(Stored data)
BEGIN

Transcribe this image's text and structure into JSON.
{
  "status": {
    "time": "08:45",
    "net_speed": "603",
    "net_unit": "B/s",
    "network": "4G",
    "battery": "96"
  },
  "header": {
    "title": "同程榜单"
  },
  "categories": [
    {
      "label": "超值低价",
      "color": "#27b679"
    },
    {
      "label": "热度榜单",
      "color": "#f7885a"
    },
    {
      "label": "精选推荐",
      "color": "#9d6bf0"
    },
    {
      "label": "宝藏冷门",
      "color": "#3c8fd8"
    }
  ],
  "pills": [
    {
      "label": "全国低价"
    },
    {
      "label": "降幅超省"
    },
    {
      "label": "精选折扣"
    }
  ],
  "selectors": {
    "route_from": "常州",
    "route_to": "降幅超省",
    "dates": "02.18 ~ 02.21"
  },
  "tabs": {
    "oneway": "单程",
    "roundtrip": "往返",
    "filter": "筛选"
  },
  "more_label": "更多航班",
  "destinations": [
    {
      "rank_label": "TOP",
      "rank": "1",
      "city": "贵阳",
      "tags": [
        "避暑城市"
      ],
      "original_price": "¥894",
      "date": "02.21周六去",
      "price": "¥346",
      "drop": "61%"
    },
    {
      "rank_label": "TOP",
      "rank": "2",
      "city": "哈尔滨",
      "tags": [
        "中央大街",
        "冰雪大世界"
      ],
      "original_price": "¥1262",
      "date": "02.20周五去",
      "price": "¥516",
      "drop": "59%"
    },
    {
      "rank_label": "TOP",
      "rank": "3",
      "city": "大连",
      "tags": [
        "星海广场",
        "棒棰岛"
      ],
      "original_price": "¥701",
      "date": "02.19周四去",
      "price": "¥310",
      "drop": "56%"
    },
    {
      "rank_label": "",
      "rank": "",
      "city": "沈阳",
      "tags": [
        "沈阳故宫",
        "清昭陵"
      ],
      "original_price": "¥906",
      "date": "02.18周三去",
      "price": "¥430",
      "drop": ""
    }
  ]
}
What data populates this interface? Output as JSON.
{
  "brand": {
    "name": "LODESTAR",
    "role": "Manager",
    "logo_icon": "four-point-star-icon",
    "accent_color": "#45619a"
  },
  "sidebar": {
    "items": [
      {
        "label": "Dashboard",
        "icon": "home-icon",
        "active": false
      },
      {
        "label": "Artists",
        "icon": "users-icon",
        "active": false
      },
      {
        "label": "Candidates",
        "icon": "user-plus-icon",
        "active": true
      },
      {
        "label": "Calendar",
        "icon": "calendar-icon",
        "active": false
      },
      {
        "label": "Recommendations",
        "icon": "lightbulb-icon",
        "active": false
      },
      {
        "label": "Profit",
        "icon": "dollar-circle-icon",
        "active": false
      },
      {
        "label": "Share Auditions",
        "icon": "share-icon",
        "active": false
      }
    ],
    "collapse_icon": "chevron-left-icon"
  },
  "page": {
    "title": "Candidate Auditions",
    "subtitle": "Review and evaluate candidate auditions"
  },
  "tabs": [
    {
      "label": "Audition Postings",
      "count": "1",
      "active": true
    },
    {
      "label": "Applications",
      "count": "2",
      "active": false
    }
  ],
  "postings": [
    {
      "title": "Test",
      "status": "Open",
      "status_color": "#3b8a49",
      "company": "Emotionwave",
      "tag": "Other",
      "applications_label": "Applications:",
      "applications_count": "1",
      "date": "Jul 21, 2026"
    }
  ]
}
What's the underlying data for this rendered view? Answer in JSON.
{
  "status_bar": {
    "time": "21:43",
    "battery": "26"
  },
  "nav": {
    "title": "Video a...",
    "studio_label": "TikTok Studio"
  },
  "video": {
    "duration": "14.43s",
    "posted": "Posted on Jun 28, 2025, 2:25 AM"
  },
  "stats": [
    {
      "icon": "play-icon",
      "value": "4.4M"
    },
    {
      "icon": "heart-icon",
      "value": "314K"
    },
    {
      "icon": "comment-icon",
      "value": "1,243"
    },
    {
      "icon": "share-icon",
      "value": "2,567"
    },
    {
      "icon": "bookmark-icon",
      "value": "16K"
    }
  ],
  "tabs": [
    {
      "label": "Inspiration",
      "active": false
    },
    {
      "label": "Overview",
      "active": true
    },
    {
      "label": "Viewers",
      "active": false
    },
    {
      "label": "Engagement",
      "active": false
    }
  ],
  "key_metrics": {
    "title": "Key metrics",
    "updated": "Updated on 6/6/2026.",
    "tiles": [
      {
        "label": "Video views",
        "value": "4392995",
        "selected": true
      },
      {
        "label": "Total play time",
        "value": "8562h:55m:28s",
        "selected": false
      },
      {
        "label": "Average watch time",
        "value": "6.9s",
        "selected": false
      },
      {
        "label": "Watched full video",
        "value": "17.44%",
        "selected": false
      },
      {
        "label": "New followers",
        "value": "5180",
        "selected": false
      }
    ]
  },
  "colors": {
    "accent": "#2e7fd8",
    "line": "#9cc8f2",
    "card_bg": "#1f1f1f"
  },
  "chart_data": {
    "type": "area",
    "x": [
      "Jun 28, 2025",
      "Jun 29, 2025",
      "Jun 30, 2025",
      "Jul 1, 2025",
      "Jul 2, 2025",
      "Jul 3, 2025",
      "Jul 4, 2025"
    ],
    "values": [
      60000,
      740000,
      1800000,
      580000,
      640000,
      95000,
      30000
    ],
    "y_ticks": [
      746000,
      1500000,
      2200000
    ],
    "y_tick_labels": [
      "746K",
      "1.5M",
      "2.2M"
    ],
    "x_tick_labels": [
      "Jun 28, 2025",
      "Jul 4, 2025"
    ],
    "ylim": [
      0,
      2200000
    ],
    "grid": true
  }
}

END

■ **Given instruction**
Using the listing above, say how many of its lines contain the string "true", giving nothing but the figure.

■ **Answer for this exercise**
5